- The exercise
Copy out the lines that include the word "this".

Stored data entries
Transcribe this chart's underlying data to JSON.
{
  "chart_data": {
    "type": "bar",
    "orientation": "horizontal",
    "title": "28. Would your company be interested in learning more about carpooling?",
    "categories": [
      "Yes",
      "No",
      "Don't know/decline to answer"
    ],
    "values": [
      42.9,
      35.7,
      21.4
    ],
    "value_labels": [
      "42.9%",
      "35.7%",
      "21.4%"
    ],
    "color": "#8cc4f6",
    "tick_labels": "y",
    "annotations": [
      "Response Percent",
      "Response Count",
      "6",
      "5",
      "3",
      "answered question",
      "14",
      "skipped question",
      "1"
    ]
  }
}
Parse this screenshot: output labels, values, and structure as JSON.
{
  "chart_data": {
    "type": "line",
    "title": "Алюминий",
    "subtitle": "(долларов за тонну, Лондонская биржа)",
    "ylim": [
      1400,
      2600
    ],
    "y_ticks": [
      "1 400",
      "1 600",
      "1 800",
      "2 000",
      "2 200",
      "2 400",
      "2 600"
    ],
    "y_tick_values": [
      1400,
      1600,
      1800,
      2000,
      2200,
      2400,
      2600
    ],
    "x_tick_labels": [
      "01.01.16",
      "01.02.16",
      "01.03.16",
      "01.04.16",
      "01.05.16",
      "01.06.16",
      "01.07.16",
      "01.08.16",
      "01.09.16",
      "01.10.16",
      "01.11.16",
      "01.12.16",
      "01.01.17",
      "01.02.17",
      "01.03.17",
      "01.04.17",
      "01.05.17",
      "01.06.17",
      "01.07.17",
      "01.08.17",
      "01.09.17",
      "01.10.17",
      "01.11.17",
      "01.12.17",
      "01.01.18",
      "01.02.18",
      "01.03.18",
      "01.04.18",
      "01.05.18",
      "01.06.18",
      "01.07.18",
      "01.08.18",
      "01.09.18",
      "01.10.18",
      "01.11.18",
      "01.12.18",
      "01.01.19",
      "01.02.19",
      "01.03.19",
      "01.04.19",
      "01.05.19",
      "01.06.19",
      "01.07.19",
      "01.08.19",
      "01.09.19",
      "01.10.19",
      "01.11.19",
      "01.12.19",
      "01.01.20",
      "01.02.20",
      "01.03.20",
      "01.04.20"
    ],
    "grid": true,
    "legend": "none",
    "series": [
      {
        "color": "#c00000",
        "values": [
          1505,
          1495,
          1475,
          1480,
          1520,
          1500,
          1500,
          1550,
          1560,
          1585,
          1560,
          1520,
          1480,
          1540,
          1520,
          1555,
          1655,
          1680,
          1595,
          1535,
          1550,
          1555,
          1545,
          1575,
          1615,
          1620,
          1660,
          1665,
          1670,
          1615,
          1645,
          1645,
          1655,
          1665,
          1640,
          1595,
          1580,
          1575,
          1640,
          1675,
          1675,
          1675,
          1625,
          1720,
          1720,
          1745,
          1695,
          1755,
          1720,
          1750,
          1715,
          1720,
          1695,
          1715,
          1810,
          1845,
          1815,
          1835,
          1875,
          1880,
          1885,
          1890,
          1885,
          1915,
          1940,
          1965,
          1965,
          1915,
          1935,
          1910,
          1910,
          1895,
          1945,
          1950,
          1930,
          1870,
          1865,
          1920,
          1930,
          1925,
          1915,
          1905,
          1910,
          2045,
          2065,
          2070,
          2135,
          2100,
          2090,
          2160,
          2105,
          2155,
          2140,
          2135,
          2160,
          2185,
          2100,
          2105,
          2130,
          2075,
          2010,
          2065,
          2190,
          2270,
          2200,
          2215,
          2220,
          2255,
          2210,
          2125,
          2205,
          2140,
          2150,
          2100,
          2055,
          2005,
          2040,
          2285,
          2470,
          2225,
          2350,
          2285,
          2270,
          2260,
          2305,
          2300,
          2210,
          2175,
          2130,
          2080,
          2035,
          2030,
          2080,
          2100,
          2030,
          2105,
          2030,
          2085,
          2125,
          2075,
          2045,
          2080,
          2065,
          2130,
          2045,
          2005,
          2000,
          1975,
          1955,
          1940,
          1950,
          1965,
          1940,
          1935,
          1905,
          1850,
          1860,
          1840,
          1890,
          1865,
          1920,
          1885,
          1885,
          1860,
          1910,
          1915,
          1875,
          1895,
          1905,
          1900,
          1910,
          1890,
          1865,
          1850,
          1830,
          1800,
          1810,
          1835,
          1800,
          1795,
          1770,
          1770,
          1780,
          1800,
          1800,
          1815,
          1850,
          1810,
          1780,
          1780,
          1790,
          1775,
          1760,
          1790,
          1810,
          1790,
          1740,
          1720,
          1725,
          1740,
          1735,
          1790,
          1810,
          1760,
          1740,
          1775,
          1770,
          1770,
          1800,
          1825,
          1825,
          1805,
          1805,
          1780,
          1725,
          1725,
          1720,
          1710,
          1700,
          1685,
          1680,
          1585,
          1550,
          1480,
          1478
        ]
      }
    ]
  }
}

- Task answer
Transcribe this chart's underlying data to JSON.
Parse this screenshot: output labels, values, and structure as JSON.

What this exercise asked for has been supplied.